▸ **GOAL**
Determine how many lines of the data below contain "Equity", then give only that number.
--- ENTRIES SHOWN ---
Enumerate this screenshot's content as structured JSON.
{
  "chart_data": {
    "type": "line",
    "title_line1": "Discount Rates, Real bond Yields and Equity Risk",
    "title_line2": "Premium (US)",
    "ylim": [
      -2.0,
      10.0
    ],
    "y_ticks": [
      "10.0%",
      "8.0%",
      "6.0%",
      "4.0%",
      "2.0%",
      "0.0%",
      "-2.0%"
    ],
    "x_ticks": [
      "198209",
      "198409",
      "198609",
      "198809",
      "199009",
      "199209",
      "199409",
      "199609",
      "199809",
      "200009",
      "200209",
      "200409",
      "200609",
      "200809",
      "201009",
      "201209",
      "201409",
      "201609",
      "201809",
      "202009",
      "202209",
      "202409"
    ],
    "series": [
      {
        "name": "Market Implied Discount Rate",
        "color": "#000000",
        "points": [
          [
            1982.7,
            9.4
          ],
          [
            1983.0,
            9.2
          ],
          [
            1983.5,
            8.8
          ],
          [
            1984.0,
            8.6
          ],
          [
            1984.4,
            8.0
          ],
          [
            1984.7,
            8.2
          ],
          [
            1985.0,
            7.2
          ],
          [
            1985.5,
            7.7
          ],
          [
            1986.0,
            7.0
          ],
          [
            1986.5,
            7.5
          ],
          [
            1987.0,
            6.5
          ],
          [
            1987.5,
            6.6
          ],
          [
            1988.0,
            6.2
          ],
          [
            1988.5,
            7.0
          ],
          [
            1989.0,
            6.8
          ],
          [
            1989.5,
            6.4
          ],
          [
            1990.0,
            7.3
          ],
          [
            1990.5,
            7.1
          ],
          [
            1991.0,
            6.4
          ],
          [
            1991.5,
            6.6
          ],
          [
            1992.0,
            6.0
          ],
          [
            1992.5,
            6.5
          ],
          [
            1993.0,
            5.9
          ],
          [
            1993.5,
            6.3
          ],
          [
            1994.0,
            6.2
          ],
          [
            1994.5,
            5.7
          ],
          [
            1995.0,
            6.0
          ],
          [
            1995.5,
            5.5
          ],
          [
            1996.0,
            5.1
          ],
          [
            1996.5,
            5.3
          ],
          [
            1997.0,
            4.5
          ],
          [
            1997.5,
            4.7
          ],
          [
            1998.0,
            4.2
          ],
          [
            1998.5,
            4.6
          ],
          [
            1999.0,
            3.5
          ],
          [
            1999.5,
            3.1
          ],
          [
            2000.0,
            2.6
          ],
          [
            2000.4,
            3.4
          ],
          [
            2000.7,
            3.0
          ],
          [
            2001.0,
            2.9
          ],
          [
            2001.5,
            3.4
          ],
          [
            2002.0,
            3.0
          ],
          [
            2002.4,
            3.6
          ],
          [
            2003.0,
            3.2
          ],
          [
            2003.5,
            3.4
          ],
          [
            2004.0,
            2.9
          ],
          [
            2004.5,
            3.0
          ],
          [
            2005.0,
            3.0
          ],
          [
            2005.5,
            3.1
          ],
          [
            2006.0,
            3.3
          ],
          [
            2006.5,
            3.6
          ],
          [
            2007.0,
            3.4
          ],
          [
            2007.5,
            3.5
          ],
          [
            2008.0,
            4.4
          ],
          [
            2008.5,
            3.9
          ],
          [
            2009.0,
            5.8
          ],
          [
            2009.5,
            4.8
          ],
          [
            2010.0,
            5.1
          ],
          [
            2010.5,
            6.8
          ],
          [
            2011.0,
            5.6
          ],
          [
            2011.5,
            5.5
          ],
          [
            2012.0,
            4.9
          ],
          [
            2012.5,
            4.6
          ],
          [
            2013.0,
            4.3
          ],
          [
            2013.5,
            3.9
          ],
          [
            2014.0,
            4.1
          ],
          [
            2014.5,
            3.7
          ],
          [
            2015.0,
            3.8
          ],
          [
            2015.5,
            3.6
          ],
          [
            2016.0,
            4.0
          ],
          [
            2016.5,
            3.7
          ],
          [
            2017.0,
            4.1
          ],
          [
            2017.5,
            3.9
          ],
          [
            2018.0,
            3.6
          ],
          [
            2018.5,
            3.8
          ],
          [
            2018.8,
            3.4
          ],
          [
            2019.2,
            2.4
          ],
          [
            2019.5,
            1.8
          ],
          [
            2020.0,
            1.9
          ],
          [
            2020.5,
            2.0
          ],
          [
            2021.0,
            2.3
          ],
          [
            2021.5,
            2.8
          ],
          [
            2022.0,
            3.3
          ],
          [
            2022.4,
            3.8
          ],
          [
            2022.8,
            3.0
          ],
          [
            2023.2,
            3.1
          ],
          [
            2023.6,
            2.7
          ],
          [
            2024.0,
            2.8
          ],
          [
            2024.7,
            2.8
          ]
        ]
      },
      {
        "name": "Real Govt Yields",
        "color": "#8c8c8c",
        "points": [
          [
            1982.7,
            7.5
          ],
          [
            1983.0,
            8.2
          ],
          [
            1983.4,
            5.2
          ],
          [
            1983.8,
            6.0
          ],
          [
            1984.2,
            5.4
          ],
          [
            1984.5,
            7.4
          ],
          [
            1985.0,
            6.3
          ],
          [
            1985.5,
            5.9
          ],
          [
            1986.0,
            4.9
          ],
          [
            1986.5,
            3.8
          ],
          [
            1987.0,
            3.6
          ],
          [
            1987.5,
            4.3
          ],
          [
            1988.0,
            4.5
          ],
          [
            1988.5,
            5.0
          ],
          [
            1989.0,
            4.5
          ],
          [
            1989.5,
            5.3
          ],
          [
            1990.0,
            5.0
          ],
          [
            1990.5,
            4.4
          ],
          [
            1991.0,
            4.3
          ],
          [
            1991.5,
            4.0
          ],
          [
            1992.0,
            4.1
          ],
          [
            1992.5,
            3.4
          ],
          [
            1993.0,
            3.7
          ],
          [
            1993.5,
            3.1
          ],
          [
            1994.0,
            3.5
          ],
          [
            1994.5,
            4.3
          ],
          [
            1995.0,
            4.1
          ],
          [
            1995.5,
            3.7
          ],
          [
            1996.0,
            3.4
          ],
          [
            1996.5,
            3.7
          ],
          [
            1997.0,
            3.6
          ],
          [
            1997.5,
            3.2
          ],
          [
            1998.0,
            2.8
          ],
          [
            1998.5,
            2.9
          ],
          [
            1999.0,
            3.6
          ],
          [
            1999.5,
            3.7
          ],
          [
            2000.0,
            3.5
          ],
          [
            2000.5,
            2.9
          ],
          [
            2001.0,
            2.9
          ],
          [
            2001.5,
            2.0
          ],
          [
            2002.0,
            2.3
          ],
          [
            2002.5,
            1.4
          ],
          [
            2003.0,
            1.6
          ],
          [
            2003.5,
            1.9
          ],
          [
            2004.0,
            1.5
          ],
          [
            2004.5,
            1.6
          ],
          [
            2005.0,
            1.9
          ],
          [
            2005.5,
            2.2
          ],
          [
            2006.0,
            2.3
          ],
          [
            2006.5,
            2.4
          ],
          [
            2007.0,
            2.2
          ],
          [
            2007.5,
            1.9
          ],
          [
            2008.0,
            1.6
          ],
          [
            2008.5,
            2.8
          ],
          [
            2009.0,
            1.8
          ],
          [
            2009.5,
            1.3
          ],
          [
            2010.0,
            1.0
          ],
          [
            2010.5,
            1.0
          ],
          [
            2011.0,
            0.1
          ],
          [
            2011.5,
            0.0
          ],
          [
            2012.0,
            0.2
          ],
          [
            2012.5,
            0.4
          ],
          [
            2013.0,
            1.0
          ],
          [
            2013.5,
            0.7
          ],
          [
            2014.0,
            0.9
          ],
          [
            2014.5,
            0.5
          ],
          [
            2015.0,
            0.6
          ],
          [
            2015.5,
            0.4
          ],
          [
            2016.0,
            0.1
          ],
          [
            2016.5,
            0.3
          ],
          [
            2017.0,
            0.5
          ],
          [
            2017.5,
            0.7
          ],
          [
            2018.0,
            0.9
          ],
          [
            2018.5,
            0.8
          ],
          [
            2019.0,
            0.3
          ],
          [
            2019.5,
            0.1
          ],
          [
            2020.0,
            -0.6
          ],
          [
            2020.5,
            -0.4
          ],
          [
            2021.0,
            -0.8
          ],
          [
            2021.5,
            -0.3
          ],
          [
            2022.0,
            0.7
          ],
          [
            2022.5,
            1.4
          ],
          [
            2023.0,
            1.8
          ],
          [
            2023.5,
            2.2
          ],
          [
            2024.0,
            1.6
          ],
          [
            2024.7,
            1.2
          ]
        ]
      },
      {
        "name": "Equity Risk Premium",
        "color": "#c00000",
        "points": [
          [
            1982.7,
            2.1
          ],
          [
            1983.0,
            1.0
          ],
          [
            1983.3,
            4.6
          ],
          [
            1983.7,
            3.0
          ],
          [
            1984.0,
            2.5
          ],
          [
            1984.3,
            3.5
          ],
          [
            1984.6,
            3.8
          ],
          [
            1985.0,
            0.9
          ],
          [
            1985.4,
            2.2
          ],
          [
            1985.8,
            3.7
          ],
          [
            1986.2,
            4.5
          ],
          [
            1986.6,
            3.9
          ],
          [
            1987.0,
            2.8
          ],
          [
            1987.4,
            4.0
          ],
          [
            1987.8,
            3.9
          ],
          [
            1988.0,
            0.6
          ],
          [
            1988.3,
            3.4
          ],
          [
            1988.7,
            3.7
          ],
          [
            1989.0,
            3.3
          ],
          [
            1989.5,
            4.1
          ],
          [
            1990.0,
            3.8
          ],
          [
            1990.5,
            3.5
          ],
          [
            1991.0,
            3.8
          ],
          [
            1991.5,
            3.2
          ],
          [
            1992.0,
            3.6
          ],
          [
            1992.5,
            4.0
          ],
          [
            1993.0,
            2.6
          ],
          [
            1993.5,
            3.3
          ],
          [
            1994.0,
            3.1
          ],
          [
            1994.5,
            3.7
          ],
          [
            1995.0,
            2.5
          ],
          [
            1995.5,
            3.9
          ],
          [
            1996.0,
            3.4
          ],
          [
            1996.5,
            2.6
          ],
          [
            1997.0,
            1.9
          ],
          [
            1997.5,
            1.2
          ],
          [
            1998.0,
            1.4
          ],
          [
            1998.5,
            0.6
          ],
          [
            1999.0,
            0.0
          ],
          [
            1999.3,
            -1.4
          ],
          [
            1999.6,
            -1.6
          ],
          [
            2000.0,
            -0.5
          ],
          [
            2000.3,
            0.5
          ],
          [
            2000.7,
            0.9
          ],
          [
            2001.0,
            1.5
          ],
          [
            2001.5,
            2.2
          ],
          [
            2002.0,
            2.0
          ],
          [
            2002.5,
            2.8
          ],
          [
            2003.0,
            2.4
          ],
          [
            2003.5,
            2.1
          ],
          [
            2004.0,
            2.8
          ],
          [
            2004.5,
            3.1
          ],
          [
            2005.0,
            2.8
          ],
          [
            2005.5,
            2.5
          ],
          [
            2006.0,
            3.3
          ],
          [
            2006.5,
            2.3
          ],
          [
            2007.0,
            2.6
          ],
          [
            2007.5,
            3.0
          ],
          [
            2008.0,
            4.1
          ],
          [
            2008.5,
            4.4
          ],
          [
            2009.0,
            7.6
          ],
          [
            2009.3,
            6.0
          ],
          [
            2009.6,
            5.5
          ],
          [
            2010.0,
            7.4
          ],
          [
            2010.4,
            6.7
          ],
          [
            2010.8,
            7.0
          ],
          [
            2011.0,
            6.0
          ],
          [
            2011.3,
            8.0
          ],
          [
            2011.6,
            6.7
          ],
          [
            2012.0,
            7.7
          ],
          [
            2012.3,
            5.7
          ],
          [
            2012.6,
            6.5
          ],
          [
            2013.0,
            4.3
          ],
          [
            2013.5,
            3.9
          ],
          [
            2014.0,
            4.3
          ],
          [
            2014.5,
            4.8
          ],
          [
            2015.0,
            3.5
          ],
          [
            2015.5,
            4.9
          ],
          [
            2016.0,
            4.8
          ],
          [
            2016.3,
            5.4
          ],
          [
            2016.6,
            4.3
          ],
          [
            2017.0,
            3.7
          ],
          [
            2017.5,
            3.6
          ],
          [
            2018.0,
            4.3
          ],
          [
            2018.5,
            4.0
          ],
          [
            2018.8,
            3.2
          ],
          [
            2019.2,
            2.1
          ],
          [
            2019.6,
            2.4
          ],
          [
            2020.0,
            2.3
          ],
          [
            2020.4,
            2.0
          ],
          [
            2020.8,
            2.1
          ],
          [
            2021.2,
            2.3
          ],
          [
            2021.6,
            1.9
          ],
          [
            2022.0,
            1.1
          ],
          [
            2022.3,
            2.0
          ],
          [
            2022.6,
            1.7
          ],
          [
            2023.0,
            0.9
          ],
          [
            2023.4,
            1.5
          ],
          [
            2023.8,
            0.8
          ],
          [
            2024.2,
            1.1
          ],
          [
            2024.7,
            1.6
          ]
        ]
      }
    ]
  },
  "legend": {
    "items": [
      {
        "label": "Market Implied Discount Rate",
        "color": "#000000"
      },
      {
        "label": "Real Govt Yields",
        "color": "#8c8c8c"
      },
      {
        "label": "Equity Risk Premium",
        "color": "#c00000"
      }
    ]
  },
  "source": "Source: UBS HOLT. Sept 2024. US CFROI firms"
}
---
▸ **THE COMPLETED TASK**
3